* TASK REQUIREMENTS
Give the data below again exactly as it stands. Omit the pictures.

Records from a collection

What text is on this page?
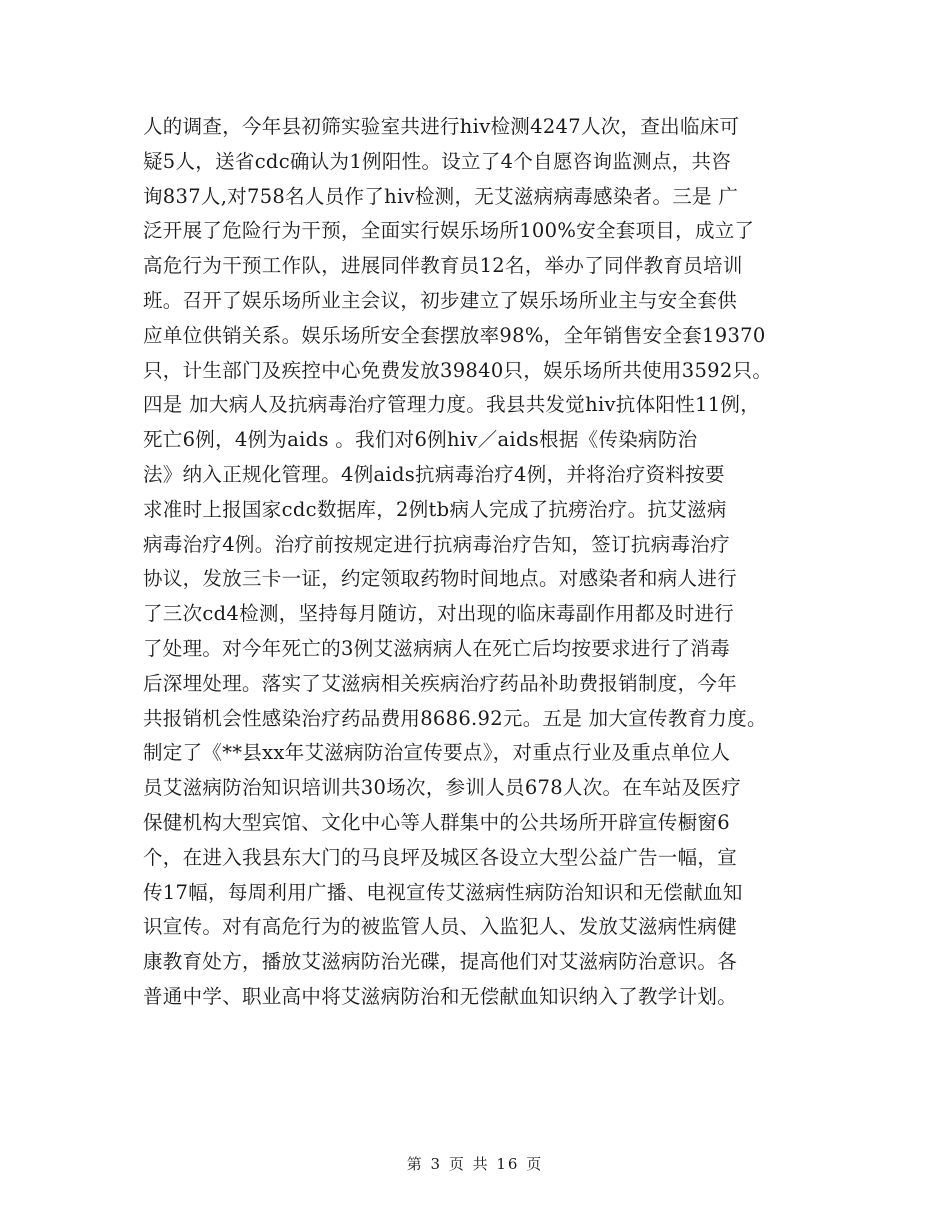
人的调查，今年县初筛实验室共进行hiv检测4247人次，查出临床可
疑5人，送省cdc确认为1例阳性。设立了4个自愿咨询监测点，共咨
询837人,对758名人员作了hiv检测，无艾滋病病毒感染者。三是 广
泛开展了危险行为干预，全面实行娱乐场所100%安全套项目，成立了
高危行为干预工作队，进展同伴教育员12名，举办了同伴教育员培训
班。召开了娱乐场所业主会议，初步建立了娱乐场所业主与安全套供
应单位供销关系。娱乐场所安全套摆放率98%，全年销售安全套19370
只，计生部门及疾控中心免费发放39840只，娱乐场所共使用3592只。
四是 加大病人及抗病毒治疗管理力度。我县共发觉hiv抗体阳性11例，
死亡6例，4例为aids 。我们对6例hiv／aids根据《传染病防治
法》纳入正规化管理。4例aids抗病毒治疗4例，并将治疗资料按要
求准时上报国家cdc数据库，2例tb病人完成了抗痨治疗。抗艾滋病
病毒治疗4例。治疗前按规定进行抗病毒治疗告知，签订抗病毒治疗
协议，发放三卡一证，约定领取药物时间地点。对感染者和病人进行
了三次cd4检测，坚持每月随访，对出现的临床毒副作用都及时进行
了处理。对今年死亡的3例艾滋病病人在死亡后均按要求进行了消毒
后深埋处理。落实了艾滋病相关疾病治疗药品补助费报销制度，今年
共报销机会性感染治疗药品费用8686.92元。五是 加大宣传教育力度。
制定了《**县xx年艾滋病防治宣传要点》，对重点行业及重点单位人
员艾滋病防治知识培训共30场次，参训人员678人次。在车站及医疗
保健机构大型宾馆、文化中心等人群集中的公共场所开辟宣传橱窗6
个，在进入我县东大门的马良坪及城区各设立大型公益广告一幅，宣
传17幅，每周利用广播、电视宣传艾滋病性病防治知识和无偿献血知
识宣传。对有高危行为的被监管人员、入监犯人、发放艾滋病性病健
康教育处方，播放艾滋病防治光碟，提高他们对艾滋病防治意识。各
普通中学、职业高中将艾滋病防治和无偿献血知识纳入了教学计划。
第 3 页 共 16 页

* COMPLETED TASK
What text is on this page?
人的调查，今年县初筛实验室共进行hiv检测4247人次，查出临床可
疑5人，送省cdc确认为1例阳性。设立了4个自愿咨询监测点，共咨
询837人,对758名人员作了hiv检测，无艾滋病病毒感染者。三是 广
泛开展了危险行为干预，全面实行娱乐场所100%安全套项目，成立了
高危行为干预工作队，进展同伴教育员12名，举办了同伴教育员培训
班。召开了娱乐场所业主会议，初步建立了娱乐场所业主与安全套供
应单位供销关系。娱乐场所安全套摆放率98%，全年销售安全套19370
只，计生部门及疾控中心免费发放39840只，娱乐场所共使用3592只。
四是 加大病人及抗病毒治疗管理力度。我县共发觉hiv抗体阳性11例，
死亡6例，4例为aids 。我们对6例hiv／aids根据《传染病防治
法》纳入正规化管理。4例aids抗病毒治疗4例，并将治疗资料按要
求准时上报国家cdc数据库，2例tb病人完成了抗痨治疗。抗艾滋病
病毒治疗4例。治疗前按规定进行抗病毒治疗告知，签订抗病毒治疗
协议，发放三卡一证，约定领取药物时间地点。对感染者和病人进行
了三次cd4检测，坚持每月随访，对出现的临床毒副作用都及时进行
了处理。对今年死亡的3例艾滋病病人在死亡后均按要求进行了消毒
后深埋处理。落实了艾滋病相关疾病治疗药品补助费报销制度，今年
共报销机会性感染治疗药品费用8686.92元。五是 加大宣传教育力度。
制定了《**县xx年艾滋病防治宣传要点》，对重点行业及重点单位人
员艾滋病防治知识培训共30场次，参训人员678人次。在车站及医疗
保健机构大型宾馆、文化中心等人群集中的公共场所开辟宣传橱窗6
个，在进入我县东大门的马良坪及城区各设立大型公益广告一幅，宣
传17幅，每周利用广播、电视宣传艾滋病性病防治知识和无偿献血知
识宣传。对有高危行为的被监管人员、入监犯人、发放艾滋病性病健
康教育处方，播放艾滋病防治光碟，提高他们对艾滋病防治意识。各
普通中学、职业高中将艾滋病防治和无偿献血知识纳入了教学计划。
第 3 页 共 16 页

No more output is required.